■ **What this task involves**
From the listing below, select every line where the word "crop" appears.

■ **Extracted material**
* START *

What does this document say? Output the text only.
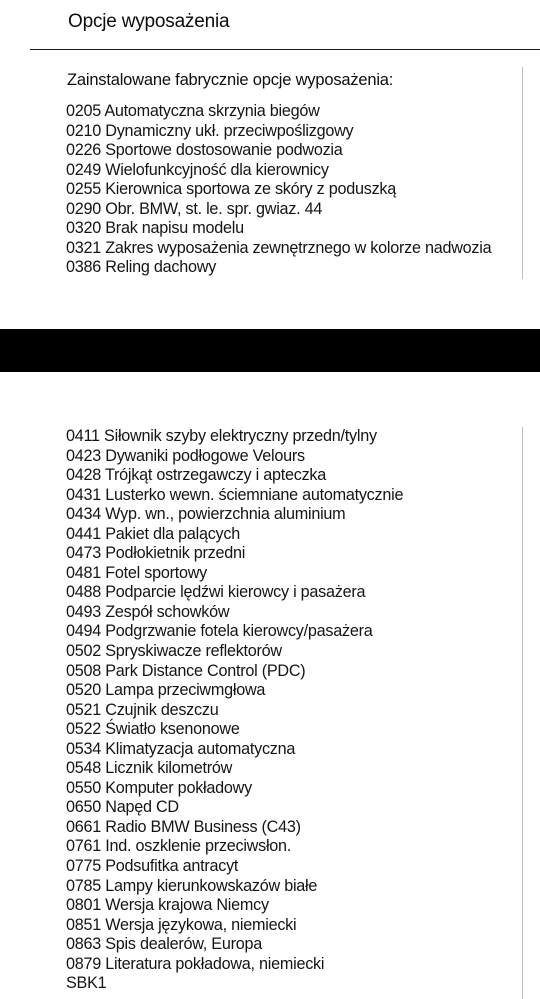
Opcje wyposażenia
Zainstalowane fabrycznie opcje wyposażenia:
0205 Automatyczna skrzynia biegów
0210 Dynamiczny ukł. przeciwpoślizgowy
0226 Sportowe dostosowanie podwozia
0249 Wielofunkcyjność dla kierownicy
0255 Kierownica sportowa ze skóry z poduszką
0290 Obr. BMW, st. le. spr. gwiaz. 44
0320 Brak napisu modelu
0321 Zakres wyposażenia zewnętrznego w kolorze nadwozia
0386 Reling dachowy
0411 Siłownik szyby elektryczny przedn/tylny
0423 Dywaniki podłogowe Velours
0428 Trójkąt ostrzegawczy i apteczka
0431 Lusterko wewn. ściemniane automatycznie
0434 Wyp. wn., powierzchnia aluminium
0441 Pakiet dla palących
0473 Podłokietnik przedni
0481 Fotel sportowy
0488 Podparcie lędźwi kierowcy i pasażera
0493 Zespół schowków
0494 Podgrzwanie fotela kierowcy/pasażera
0502 Spryskiwacze reflektorów
0508 Park Distance Control (PDC)
0520 Lampa przeciwmgłowa
0521 Czujnik deszczu
0522 Światło ksenonowe
0534 Klimatyzacja automatyczna
0548 Licznik kilometrów
0550 Komputer pokładowy
0650 Napęd CD
0661 Radio BMW Business (C43)
0761 Ind. oszklenie przeciwsłon.
0775 Podsufitka antracyt
0785 Lampy kierunkowskazów białe
0801 Wersja krajowa Niemcy
0851 Wersja językowa, niemiecki
0863 Spis dealerów, Europa
0879 Literatura pokładowa, niemiecki
SBK1
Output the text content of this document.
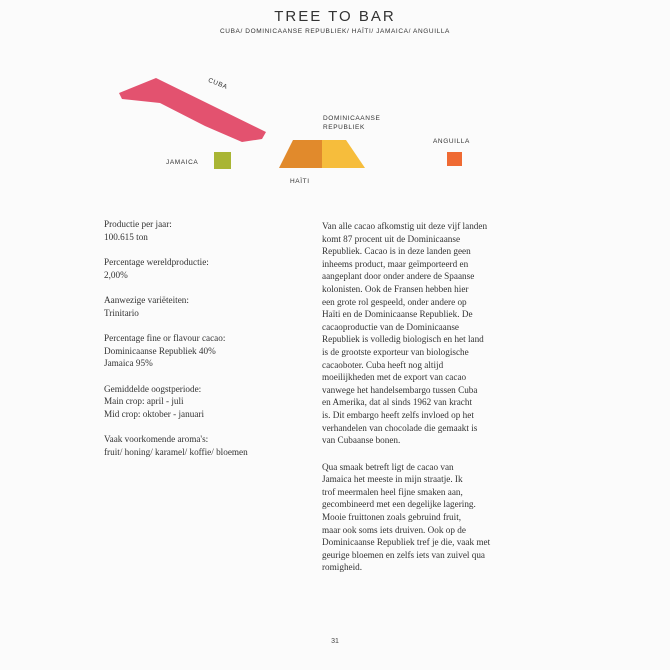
TREE TO BAR
CUBA/ DOMINICAANSE REPUBLIEK/ HAÏTI/ JAMAICA/ ANGUILLA
CUBA
JAMAICA
DOMINICAANSE
REPUBLIEK
HAÏTI
ANGUILLA
Productie per jaar:
100.615 ton
Percentage wereldproductie:
2,00%
Aanwezige variëteiten:
Trinitario
Percentage fine or flavour cacao:
Dominicaanse Republiek 40%
Jamaica 95%
Gemiddelde oogstperiode:
Main crop: april - juli
Mid crop: oktober - januari
Vaak voorkomende aroma's:
fruit/ honing/ karamel/ koffie/ bloemen
Van alle cacao afkomstig uit deze vijf landen
komt 87 procent uit de Dominicaanse
Republiek. Cacao is in deze landen geen
inheems product, maar geïmporteerd en
aangeplant door onder andere de Spaanse
kolonisten. Ook de Fransen hebben hier
een grote rol gespeeld, onder andere op
Haïti en de Dominicaanse Republiek. De
cacaoproductie van de Dominicaanse
Republiek is volledig biologisch en het land
is de grootste exporteur van biologische
cacaoboter. Cuba heeft nog altijd
moeilijkheden met de export van cacao
vanwege het handelsembargo tussen Cuba
en Amerika, dat al sinds 1962 van kracht
is. Dit embargo heeft zelfs invloed op het
verhandelen van chocolade die gemaakt is
van Cubaanse bonen.
Qua smaak betreft ligt de cacao van
Jamaica het meeste in mijn straatje. Ik
trof meermalen heel fijne smaken aan,
gecombineerd met een degelijke lagering.
Mooie fruittonen zoals gebruind fruit,
maar ook soms iets druiven. Ook op de
Dominicaanse Republiek tref je die, vaak met
geurige bloemen en zelfs iets van zuivel qua
romigheid.
31
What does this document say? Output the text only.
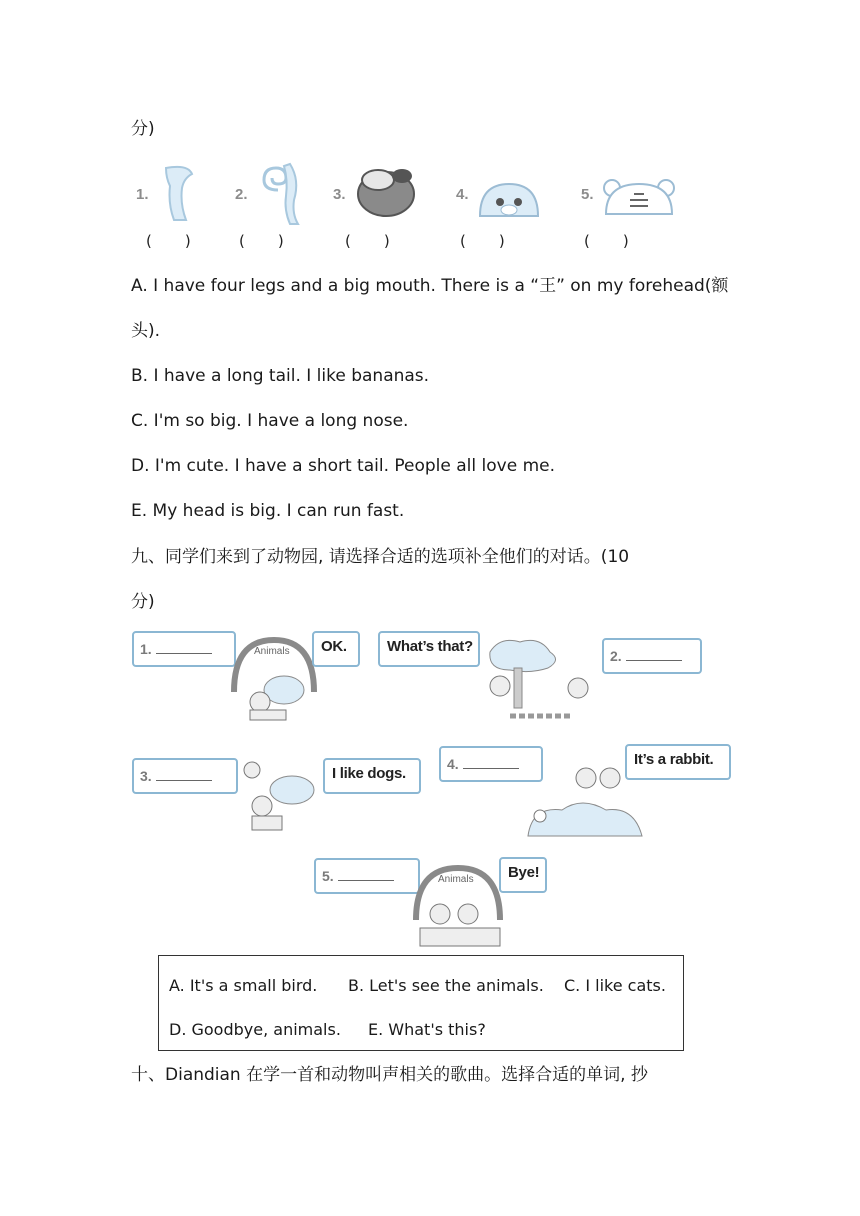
分)
1.	2.	3.	4.	5.
(　　)	(　　)	(　　)	(　　)	(　　)
A. I have four legs and a big mouth. There is a “王” on my forehead(额
头).
B. I have a long tail. I like bananas.
C. I'm so big. I have a long nose.
D. I'm cute. I have a short tail. People all love me.
E. My head is big. I can run fast.
九、同学们来到了动物园, 请选择合适的选项补全他们的对话。(10
分)
1.	Animals OK.	What’s that?
2.
3.	I like dogs.
4.	It’s a rabbit.
5.	Animals Bye!
A. It's a small bird. B. Let's see the animals. C. I like cats.
D. Goodbye, animals. E. What's this?
十、Diandian 在学一首和动物叫声相关的歌曲。选择合适的单词, 抄
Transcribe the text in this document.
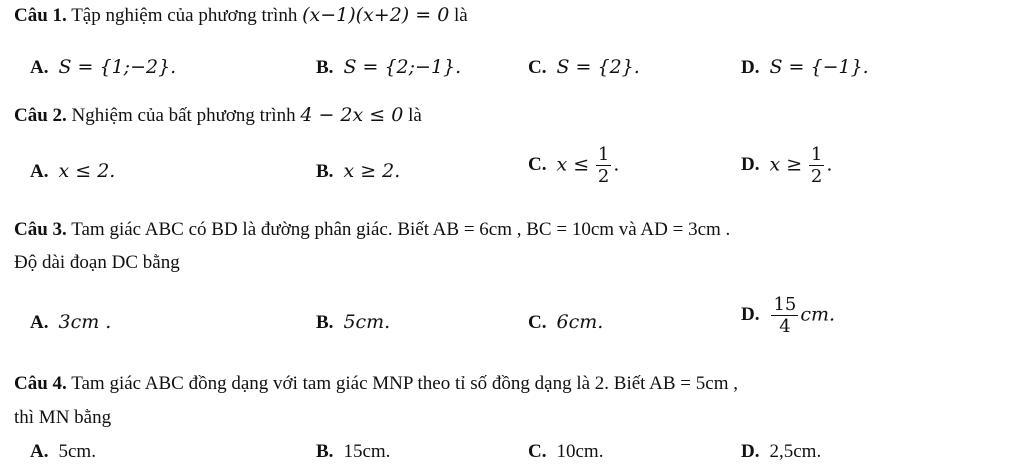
Câu 1. Tập nghiệm của phương trình (x−1)(x+2) = 0 là
A. S = {1;−2}.	B. S = {2;−1}.	C. S = {2}.	D. S = {−1}.
Câu 2. Nghiệm của bất phương trình 4 − 2x ≤ 0 là
A. x ≤ 2.	B. x ≥ 2.	C. $x \le \frac{1}{2}$ .	D. $x \ge \frac{1}{2}$ .
Câu 3. Tam giác ABC có BD là đường phân giác. Biết AB = 6cm , BC = 10cm và AD = 3cm .
Độ dài đoạn DC bằng
A. 3cm .	B. 5cm.	C. 6cm.	D. $\frac{15}{4}$ cm.
Câu 4. Tam giác ABC đồng dạng với tam giác MNP theo tỉ số đồng dạng là 2. Biết AB = 5cm ,
thì MN bằng
A. 5cm.	B. 15cm.	C. 10cm.	D. 2,5cm.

* END *

■ **Exercise solution**
Main crop: april - juli
Mid crop: oktober - januari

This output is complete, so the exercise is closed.